→ OBJECTIVE:
Where the string "JSON" occurs in the material below, report the whole line.

---------- GIVEN RECORDS ----------

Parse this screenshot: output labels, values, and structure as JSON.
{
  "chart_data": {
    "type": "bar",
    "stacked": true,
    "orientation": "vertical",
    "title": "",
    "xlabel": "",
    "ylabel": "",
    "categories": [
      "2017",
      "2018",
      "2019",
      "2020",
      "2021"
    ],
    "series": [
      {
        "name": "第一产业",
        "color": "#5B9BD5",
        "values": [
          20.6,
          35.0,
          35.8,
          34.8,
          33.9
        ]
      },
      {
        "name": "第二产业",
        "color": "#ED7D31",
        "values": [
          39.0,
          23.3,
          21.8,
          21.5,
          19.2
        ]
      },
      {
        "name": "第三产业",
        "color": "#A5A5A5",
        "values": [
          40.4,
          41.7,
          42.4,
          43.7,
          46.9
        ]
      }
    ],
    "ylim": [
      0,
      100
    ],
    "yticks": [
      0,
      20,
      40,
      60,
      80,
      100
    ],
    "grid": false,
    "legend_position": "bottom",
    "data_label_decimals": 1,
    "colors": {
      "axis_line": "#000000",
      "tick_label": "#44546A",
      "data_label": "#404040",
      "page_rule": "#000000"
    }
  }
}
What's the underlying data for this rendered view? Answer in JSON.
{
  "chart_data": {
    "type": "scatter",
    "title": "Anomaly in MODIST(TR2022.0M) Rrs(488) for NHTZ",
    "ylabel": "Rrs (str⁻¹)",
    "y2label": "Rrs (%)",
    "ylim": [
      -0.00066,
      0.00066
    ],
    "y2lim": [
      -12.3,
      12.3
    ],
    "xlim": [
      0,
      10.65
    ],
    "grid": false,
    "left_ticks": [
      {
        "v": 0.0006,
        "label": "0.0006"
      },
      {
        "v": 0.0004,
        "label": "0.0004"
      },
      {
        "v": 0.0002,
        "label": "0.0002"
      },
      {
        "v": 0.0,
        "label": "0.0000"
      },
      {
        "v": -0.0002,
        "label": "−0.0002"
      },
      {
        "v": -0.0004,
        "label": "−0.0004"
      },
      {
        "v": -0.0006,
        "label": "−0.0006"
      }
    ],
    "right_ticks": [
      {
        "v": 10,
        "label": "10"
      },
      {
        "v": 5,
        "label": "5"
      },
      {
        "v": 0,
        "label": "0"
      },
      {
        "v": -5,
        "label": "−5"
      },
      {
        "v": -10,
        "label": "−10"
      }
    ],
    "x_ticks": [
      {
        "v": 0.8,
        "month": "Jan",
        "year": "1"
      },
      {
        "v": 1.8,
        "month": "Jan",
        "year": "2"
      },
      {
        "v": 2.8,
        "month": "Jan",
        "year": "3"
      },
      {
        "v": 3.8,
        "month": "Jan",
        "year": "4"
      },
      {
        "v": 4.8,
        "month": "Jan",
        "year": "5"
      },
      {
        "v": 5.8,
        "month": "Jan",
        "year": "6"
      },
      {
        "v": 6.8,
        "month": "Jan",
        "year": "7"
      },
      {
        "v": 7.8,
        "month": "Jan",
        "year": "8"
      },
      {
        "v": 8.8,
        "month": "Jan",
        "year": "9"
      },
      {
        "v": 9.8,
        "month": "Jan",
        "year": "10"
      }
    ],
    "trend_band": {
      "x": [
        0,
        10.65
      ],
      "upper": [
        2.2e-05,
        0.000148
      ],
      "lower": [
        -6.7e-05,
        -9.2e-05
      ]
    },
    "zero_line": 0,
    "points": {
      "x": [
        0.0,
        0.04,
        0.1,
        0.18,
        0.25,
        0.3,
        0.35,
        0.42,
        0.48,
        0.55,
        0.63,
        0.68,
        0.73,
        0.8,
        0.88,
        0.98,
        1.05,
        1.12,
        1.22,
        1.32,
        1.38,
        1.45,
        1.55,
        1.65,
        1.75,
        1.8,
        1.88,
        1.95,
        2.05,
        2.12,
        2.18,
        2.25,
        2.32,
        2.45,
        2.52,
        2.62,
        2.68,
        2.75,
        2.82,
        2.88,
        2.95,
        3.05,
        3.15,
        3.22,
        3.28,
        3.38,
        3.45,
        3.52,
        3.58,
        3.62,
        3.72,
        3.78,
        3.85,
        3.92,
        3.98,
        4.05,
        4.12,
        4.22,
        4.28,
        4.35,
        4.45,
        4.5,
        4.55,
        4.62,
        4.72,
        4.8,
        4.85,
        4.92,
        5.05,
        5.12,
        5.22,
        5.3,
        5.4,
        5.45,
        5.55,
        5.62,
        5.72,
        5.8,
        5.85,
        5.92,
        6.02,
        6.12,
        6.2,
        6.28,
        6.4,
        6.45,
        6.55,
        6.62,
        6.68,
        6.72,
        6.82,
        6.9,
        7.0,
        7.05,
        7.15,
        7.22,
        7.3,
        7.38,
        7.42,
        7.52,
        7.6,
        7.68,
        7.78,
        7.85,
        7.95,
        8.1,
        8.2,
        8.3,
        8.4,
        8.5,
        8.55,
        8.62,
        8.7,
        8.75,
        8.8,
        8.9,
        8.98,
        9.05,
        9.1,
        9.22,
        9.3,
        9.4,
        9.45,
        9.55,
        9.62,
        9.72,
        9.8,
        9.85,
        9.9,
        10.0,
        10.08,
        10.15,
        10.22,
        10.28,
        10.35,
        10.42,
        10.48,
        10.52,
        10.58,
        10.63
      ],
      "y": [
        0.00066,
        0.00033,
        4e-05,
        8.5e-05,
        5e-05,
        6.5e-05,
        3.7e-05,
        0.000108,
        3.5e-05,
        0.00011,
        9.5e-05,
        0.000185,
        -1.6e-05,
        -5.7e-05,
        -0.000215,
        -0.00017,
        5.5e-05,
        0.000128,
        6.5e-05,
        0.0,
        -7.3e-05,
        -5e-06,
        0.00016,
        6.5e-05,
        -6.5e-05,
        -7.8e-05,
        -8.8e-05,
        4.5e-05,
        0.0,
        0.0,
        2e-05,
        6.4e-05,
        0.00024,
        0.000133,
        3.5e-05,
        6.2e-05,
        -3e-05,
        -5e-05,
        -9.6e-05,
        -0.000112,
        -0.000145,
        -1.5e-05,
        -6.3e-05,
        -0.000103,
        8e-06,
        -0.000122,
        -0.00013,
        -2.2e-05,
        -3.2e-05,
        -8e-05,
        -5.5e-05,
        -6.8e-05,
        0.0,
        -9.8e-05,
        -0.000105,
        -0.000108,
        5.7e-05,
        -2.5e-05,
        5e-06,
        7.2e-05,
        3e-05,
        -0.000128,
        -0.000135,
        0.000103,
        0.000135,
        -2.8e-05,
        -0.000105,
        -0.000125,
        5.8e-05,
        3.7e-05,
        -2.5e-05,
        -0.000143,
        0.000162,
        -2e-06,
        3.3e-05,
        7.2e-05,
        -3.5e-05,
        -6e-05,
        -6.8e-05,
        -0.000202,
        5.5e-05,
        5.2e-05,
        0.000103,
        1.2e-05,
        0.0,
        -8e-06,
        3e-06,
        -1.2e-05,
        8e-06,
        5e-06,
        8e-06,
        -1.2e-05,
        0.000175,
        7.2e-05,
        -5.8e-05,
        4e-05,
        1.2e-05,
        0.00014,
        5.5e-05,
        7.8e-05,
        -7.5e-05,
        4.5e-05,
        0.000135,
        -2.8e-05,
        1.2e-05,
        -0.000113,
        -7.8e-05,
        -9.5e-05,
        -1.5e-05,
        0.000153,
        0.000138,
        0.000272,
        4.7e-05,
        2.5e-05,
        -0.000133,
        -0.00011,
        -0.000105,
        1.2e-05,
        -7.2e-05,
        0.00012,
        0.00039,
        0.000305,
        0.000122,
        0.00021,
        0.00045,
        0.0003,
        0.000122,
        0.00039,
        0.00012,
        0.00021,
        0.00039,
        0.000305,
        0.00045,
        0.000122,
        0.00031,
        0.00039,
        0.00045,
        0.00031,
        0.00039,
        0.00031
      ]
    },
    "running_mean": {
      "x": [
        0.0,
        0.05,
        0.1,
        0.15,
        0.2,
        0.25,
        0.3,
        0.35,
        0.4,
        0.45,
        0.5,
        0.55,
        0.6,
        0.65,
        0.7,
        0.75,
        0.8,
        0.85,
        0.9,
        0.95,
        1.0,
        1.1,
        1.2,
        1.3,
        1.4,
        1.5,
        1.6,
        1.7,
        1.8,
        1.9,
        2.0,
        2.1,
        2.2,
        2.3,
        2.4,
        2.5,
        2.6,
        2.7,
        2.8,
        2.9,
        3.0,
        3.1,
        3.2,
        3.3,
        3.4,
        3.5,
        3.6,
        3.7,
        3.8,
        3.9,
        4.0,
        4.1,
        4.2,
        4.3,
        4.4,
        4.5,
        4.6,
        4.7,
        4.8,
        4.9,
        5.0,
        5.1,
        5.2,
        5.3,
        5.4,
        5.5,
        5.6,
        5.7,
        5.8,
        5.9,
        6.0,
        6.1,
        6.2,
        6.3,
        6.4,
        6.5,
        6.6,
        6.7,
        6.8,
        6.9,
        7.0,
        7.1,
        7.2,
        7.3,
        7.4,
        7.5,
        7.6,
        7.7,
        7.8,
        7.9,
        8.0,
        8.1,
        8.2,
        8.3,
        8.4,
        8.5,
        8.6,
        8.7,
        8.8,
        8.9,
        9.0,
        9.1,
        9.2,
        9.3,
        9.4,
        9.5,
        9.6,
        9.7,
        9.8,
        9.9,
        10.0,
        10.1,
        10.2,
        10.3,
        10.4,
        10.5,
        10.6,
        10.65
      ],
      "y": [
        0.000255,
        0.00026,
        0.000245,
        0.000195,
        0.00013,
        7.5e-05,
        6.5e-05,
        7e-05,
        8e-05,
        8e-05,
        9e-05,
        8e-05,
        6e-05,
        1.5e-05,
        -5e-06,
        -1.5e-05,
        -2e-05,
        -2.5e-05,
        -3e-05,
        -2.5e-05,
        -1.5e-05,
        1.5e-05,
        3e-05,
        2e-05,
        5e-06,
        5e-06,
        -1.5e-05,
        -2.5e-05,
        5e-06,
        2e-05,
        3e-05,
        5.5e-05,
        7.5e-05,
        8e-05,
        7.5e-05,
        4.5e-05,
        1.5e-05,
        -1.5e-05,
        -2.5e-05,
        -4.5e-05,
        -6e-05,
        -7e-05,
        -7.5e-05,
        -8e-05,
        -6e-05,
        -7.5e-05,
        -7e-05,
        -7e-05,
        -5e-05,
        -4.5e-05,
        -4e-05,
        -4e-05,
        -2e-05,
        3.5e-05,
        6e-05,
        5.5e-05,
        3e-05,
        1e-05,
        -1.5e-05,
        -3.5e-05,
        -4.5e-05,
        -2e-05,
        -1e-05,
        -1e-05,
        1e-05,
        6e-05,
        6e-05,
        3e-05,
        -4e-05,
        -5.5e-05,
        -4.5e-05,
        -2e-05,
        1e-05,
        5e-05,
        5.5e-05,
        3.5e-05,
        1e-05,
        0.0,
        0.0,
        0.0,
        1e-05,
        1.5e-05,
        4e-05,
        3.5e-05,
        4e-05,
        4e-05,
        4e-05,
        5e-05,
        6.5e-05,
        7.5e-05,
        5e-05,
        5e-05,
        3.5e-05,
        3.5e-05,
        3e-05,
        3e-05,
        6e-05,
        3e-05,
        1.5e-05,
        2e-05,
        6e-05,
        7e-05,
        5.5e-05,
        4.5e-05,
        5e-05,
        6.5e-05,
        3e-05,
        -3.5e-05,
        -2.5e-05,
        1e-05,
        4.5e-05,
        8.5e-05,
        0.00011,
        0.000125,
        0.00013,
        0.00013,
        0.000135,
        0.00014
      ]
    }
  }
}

----------

→ WORKED ANSWER:
Parse this screenshot: output labels, values, and structure as JSON.
What's the underlying data for this rendered view? Answer in JSON.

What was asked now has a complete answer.